§ **Input rows**:
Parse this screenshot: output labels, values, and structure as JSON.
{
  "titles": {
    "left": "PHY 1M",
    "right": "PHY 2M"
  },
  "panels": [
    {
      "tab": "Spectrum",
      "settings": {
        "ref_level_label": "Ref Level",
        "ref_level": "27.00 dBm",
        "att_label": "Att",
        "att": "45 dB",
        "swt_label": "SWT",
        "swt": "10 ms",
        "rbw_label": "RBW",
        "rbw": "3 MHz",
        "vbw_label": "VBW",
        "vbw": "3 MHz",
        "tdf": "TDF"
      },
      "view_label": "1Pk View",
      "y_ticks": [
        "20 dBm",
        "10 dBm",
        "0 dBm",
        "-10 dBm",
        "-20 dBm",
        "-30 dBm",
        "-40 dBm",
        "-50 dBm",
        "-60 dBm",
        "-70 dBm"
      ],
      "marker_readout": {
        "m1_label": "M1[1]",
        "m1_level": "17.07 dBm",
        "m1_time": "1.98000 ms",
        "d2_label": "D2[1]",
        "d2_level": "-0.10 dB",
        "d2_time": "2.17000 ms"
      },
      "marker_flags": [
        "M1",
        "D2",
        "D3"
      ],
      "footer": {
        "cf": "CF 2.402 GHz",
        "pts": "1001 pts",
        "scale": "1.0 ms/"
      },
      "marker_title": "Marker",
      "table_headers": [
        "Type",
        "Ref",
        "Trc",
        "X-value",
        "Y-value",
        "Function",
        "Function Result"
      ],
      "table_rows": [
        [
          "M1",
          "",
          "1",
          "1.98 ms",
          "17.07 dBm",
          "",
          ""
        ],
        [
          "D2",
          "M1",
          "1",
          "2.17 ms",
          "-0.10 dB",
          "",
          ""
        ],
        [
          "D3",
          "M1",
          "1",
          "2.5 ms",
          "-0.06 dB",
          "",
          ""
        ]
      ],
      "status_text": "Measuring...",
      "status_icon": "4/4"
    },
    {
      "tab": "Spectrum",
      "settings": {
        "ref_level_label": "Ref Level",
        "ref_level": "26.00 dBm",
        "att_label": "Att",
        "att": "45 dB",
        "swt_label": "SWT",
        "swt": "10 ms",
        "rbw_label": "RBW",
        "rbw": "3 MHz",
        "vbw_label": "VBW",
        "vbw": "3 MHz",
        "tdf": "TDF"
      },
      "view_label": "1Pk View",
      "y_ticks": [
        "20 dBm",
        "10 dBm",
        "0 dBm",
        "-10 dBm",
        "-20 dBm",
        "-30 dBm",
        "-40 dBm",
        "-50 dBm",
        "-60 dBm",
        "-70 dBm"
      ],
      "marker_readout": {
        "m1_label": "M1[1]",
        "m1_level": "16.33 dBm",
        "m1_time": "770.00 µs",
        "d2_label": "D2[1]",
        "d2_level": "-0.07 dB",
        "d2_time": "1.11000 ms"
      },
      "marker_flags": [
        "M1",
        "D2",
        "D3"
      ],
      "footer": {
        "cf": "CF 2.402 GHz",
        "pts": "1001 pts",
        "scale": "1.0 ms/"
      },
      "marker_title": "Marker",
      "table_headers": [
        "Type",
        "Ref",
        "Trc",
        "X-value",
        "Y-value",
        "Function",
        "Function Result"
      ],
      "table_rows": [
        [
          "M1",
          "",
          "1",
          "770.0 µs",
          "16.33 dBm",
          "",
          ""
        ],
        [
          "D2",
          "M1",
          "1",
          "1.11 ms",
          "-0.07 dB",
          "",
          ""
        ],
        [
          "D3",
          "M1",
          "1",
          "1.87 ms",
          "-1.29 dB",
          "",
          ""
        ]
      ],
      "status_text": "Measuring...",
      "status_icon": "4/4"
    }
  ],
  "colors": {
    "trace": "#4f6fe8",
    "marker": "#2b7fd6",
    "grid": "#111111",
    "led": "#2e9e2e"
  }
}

§ **What the exercise asks**: Copy every line exactly. Leave nothing out.

§ **Answer to this exercise**:
Parse this screenshot: output labels, values, and structure as JSON.
{
  "titles": {
    "left": "PHY 1M",
    "right": "PHY 2M"
  },
  "panels": [
    {
      "tab": "Spectrum",
      "settings": {
        "ref_level_label": "Ref Level",
        "ref_level": "27.00 dBm",
        "att_label": "Att",
        "att": "45 dB",
        "swt_label": "SWT",
        "swt": "10 ms",
        "rbw_label": "RBW",
        "rbw": "3 MHz",
        "vbw_label": "VBW",
        "vbw": "3 MHz",
        "tdf": "TDF"
      },
      "view_label": "1Pk View",
      "y_ticks": [
        "20 dBm",
        "10 dBm",
        "0 dBm",
        "-10 dBm",
        "-20 dBm",
        "-30 dBm",
        "-40 dBm",
        "-50 dBm",
        "-60 dBm",
        "-70 dBm"
      ],
      "marker_readout": {
        "m1_label": "M1[1]",
        "m1_level": "17.07 dBm",
        "m1_time": "1.98000 ms",
        "d2_label": "D2[1]",
        "d2_level": "-0.10 dB",
        "d2_time": "2.17000 ms"
      },
      "marker_flags": [
        "M1",
        "D2",
        "D3"
      ],
      "footer": {
        "cf": "CF 2.402 GHz",
        "pts": "1001 pts",
        "scale": "1.0 ms/"
      },
      "marker_title": "Marker",
      "table_headers": [
        "Type",
        "Ref",
        "Trc",
        "X-value",
        "Y-value",
        "Function",
        "Function Result"
      ],
      "table_rows": [
        [
          "M1",
          "",
          "1",
          "1.98 ms",
          "17.07 dBm",
          "",
          ""
        ],
        [
          "D2",
          "M1",
          "1",
          "2.17 ms",
          "-0.10 dB",
          "",
          ""
        ],
        [
          "D3",
          "M1",
          "1",
          "2.5 ms",
          "-0.06 dB",
          "",
          ""
        ]
      ],
      "status_text": "Measuring...",
      "status_icon": "4/4"
    },
    {
      "tab": "Spectrum",
      "settings": {
        "ref_level_label": "Ref Level",
        "ref_level": "26.00 dBm",
        "att_label": "Att",
        "att": "45 dB",
        "swt_label": "SWT",
        "swt": "10 ms",
        "rbw_label": "RBW",
        "rbw": "3 MHz",
        "vbw_label": "VBW",
        "vbw": "3 MHz",
        "tdf": "TDF"
      },
      "view_label": "1Pk View",
      "y_ticks": [
        "20 dBm",
        "10 dBm",
        "0 dBm",
        "-10 dBm",
        "-20 dBm",
        "-30 dBm",
        "-40 dBm",
        "-50 dBm",
        "-60 dBm",
        "-70 dBm"
      ],
      "marker_readout": {
        "m1_label": "M1[1]",
        "m1_level": "16.33 dBm",
        "m1_time": "770.00 µs",
        "d2_label": "D2[1]",
        "d2_level": "-0.07 dB",
        "d2_time": "1.11000 ms"
      },
      "marker_flags": [
        "M1",
        "D2",
        "D3"
      ],
      "footer": {
        "cf": "CF 2.402 GHz",
        "pts": "1001 pts",
        "scale": "1.0 ms/"
      },
      "marker_title": "Marker",
      "table_headers": [
        "Type",
        "Ref",
        "Trc",
        "X-value",
        "Y-value",
        "Function",
        "Function Result"
      ],
      "table_rows": [
        [
          "M1",
          "",
          "1",
          "770.0 µs",
          "16.33 dBm",
          "",
          ""
        ],
        [
          "D2",
          "M1",
          "1",
          "1.11 ms",
          "-0.07 dB",
          "",
          ""
        ],
        [
          "D3",
          "M1",
          "1",
          "1.87 ms",
          "-1.29 dB",
          "",
          ""
        ]
      ],
      "status_text": "Measuring...",
      "status_icon": "4/4"
    }
  ],
  "colors": {
    "trace": "#4f6fe8",
    "marker": "#2b7fd6",
    "grid": "#111111",
    "led": "#2e9e2e"
  }
}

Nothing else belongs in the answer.